_EXERCISE_
Wherever a line holds the string "were", copy that line.

Stored entries
-- -- --

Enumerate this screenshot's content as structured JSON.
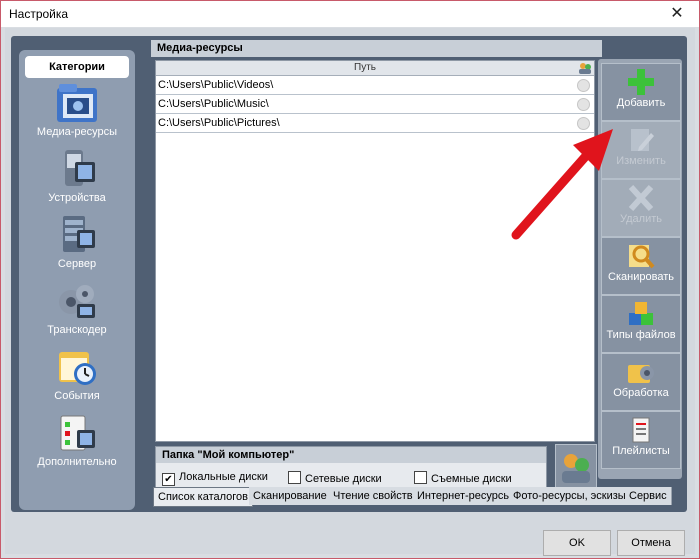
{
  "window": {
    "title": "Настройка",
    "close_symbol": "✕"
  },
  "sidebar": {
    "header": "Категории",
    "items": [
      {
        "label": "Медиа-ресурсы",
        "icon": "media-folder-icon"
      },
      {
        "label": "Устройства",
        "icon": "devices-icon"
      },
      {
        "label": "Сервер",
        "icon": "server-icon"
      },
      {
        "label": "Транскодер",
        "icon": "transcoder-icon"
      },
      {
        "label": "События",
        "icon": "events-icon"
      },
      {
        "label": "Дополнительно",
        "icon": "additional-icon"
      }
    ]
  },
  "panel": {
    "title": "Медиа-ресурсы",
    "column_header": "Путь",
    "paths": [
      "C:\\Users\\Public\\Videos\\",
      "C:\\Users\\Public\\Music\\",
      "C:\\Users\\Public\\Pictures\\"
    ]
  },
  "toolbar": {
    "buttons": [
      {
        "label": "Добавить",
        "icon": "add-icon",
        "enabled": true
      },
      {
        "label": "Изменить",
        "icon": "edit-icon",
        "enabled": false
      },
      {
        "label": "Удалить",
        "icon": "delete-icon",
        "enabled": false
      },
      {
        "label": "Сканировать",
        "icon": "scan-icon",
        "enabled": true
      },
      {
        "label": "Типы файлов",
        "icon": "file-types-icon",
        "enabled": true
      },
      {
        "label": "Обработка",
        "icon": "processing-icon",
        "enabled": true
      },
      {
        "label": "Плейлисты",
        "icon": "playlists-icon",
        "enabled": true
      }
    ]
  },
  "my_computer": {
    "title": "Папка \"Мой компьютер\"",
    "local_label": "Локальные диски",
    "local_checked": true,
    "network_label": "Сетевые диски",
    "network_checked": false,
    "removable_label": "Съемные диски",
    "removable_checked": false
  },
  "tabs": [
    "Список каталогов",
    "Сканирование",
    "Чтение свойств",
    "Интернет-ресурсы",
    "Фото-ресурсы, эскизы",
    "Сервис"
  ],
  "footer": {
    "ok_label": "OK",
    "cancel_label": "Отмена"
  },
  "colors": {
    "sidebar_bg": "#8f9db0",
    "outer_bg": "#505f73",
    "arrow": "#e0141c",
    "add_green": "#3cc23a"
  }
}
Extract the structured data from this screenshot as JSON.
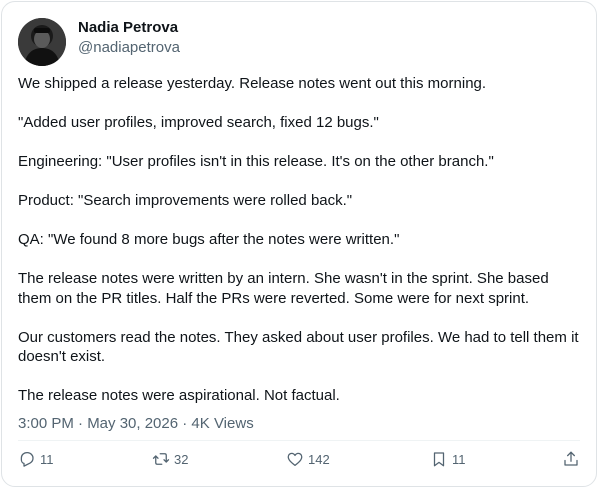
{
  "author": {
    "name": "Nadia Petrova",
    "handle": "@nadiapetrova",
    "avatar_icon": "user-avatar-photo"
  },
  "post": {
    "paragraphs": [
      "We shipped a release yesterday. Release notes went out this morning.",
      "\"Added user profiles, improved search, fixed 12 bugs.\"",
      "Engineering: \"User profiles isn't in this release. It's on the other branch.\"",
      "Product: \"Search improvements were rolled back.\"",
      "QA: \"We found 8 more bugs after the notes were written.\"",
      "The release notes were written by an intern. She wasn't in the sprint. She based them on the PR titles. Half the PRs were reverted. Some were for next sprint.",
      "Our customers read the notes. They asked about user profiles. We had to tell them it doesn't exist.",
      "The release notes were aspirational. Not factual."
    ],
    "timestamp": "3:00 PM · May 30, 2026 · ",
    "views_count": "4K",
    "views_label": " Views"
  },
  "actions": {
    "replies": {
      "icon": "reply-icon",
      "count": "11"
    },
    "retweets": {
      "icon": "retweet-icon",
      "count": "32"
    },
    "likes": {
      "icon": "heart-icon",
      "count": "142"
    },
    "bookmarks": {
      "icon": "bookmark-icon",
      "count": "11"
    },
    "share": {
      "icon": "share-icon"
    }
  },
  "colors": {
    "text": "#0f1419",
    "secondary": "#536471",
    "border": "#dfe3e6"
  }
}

-- -- --

_THE ANSWER_
      "Product: \"Search improvements were rolled back.\"",
      "QA: \"We found 8 more bugs after the notes were written.\"",
      "The release notes were written by an intern. She wasn't in the sprint. She based them on the PR titles. Half the PRs were reverted. Some were for next sprint.",
      "The release notes were aspirational. Not factual."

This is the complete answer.